Copy out, from the entries below, each line holding the string "image".

========================================================================

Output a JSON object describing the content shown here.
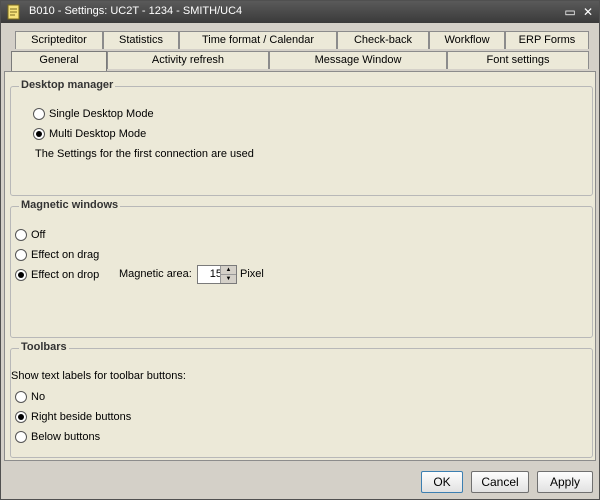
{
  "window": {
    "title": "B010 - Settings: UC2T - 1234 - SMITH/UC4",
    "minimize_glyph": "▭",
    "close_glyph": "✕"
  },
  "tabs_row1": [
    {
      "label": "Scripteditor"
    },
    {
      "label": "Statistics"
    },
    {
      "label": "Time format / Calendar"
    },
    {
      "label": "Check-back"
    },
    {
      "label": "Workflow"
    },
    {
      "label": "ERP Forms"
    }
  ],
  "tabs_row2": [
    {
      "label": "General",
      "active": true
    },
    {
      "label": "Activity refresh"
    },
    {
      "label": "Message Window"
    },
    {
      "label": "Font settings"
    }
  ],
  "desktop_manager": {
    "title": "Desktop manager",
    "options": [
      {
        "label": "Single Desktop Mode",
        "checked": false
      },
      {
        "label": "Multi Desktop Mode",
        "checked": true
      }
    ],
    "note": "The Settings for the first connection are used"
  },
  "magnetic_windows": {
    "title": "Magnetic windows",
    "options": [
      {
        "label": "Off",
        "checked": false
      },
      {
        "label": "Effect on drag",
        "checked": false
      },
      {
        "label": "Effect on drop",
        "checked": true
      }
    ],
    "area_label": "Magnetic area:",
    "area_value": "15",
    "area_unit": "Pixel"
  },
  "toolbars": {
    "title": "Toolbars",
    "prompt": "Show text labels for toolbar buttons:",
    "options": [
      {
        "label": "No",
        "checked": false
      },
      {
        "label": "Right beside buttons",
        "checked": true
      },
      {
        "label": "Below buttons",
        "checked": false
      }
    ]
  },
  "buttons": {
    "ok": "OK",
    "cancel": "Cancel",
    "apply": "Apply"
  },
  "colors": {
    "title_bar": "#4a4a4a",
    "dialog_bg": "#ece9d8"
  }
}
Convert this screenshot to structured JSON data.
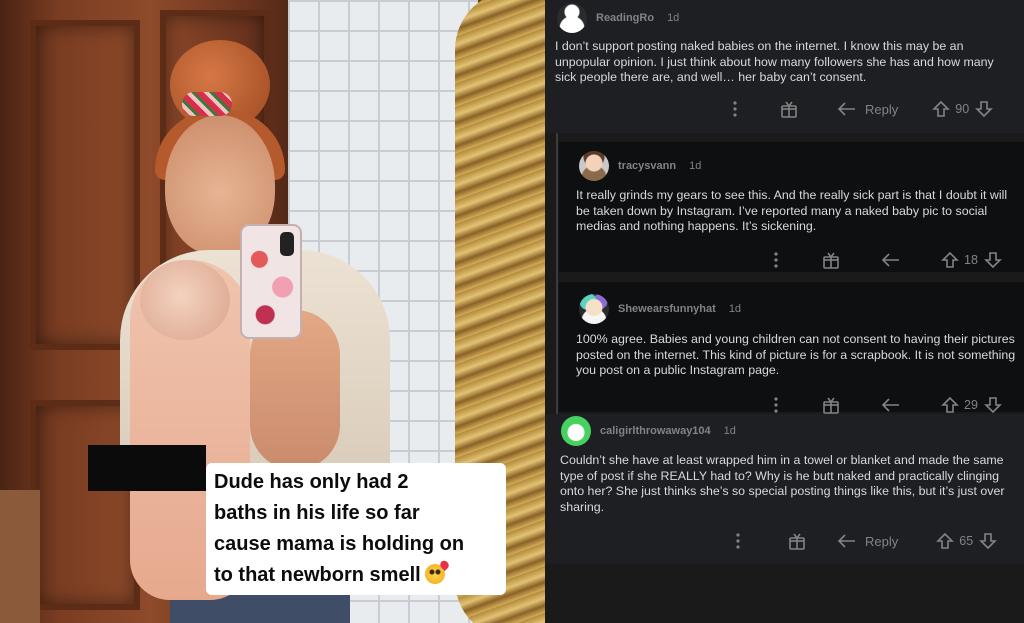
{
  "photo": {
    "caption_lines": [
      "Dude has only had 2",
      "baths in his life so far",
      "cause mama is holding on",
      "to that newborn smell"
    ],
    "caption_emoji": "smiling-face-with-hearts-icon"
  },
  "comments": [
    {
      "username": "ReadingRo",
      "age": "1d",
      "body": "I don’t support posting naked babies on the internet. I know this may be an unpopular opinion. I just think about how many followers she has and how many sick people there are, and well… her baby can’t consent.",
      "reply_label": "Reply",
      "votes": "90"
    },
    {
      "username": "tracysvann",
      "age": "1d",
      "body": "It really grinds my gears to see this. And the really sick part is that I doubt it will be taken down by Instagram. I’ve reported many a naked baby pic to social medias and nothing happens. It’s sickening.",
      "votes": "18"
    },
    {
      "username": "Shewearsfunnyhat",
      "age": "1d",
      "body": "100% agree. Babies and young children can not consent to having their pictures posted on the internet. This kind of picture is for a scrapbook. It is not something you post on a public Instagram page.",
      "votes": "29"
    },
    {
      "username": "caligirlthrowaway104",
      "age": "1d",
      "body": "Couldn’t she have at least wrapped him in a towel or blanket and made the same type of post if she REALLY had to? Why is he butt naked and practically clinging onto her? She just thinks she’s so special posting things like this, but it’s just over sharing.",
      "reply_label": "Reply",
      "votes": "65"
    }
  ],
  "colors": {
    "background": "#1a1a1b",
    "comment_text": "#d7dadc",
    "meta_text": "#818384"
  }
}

========================================================================

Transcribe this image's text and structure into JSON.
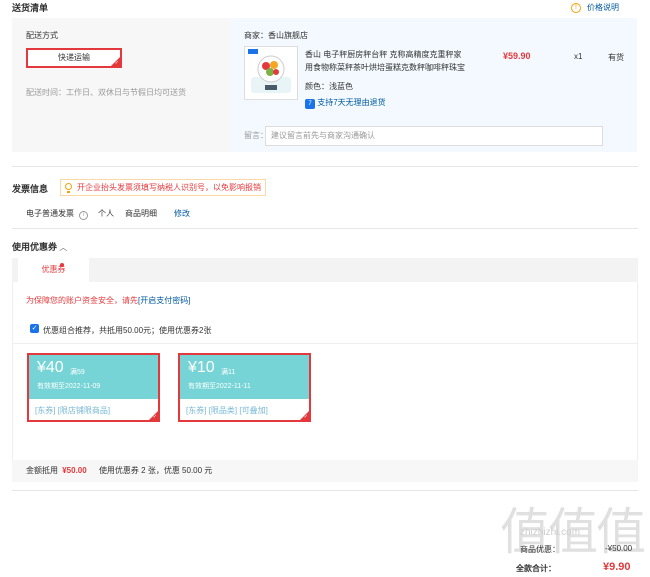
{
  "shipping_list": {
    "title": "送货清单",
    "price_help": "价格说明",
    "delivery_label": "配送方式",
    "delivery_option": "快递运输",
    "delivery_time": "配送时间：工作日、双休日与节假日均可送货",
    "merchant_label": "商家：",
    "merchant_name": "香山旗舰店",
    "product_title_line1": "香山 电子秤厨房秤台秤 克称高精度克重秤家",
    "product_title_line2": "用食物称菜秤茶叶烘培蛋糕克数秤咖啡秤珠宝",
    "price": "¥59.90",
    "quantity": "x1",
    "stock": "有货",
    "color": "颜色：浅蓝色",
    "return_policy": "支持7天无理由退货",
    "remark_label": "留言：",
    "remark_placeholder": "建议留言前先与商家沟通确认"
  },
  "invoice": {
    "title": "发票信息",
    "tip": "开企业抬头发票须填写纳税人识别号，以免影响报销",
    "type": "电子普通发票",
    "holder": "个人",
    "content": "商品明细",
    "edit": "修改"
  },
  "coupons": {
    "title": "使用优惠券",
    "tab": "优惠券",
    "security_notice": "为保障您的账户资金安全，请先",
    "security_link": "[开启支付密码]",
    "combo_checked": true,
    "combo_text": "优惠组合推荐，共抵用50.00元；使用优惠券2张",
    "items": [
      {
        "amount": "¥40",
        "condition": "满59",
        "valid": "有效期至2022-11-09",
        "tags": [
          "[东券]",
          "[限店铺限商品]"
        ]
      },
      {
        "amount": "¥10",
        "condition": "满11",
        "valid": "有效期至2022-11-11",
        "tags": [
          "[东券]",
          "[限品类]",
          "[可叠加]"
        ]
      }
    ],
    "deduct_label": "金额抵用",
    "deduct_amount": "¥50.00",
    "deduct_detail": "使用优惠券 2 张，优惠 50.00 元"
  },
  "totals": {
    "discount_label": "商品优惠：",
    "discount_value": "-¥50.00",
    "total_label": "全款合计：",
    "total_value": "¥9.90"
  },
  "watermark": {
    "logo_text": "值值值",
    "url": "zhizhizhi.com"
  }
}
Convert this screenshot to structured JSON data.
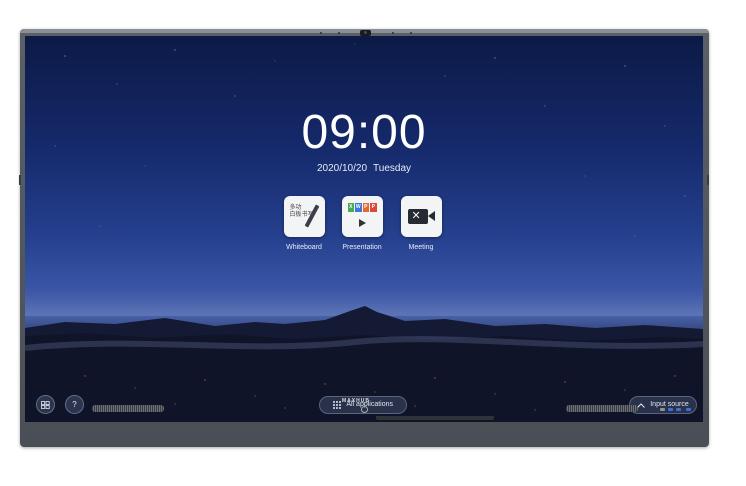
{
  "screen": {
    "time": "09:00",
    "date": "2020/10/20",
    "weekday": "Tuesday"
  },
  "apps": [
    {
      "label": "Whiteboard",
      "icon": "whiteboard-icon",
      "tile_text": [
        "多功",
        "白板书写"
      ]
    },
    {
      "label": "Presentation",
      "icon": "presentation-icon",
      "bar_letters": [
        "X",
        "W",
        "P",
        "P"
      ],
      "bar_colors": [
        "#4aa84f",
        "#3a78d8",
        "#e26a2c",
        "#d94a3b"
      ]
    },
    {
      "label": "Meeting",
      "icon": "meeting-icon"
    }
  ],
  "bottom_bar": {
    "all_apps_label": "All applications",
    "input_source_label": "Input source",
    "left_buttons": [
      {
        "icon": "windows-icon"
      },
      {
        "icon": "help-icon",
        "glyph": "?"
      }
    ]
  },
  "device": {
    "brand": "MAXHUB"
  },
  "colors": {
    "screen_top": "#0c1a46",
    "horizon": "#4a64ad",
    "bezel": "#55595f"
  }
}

========================================================================

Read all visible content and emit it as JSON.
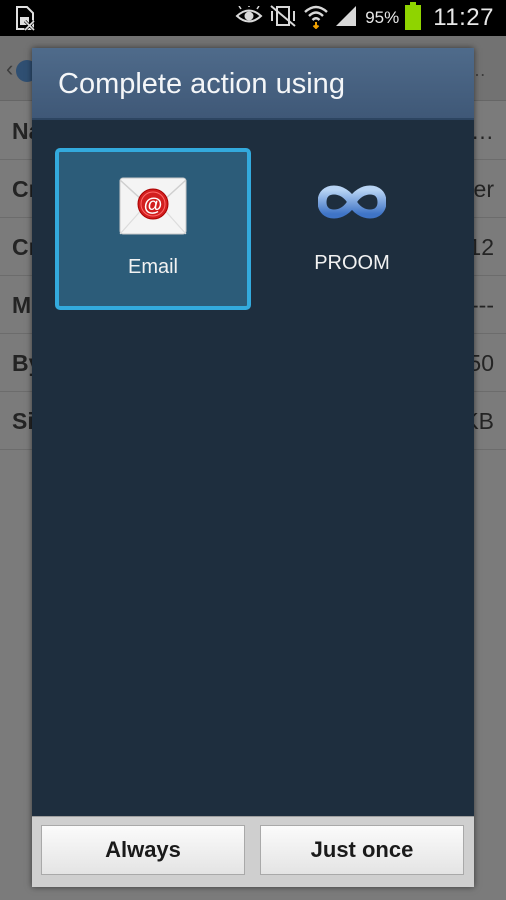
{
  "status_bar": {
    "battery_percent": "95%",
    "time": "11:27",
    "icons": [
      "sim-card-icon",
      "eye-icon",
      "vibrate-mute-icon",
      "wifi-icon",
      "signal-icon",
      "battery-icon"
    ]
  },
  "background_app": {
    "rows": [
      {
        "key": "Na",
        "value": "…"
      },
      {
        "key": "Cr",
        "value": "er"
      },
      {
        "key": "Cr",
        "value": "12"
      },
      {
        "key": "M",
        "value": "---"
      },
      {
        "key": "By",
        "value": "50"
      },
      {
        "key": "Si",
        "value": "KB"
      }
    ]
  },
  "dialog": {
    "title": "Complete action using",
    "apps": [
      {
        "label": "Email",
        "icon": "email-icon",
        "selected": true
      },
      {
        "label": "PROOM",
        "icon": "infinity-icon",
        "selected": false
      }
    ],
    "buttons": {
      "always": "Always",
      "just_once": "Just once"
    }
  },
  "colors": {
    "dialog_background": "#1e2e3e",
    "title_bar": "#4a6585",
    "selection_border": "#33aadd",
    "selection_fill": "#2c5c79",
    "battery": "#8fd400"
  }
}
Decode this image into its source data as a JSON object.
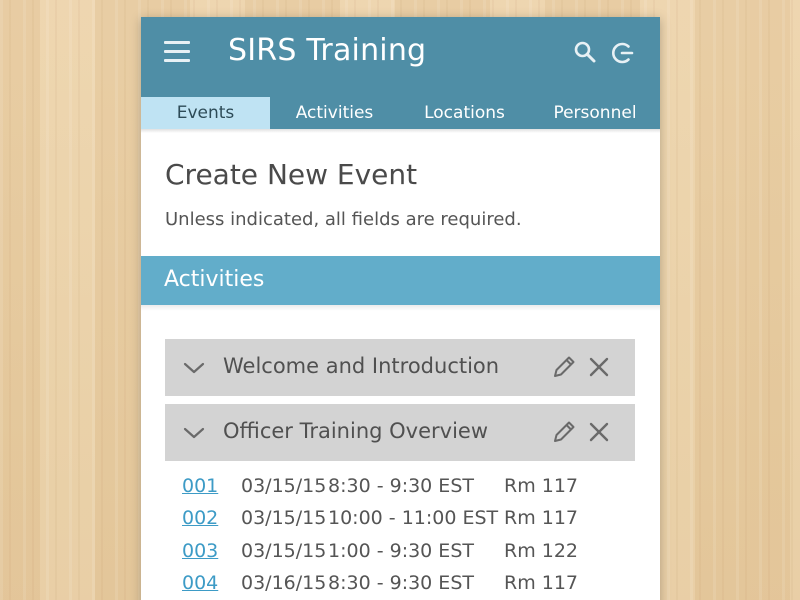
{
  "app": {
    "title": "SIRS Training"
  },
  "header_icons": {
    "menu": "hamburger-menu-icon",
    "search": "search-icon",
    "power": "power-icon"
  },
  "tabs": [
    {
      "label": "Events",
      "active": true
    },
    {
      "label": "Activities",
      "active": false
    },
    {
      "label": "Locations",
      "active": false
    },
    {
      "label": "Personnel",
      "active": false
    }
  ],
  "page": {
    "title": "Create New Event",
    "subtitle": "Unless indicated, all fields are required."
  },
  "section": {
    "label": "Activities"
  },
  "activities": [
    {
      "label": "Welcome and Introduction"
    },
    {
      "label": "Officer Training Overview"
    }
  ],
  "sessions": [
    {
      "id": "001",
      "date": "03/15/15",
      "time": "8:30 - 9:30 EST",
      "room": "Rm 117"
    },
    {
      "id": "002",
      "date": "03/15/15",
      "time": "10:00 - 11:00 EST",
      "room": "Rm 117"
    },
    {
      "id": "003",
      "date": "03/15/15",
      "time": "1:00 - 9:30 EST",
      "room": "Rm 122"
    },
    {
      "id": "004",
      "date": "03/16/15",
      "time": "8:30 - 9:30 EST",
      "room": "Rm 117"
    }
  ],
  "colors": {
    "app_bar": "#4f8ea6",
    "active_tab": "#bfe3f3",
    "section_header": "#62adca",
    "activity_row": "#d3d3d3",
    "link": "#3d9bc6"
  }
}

========================================================================

[THE COMPLETED TASK]
Transcribe this image's text and structure into JSON.
Decode this image into its source data as a JSON object.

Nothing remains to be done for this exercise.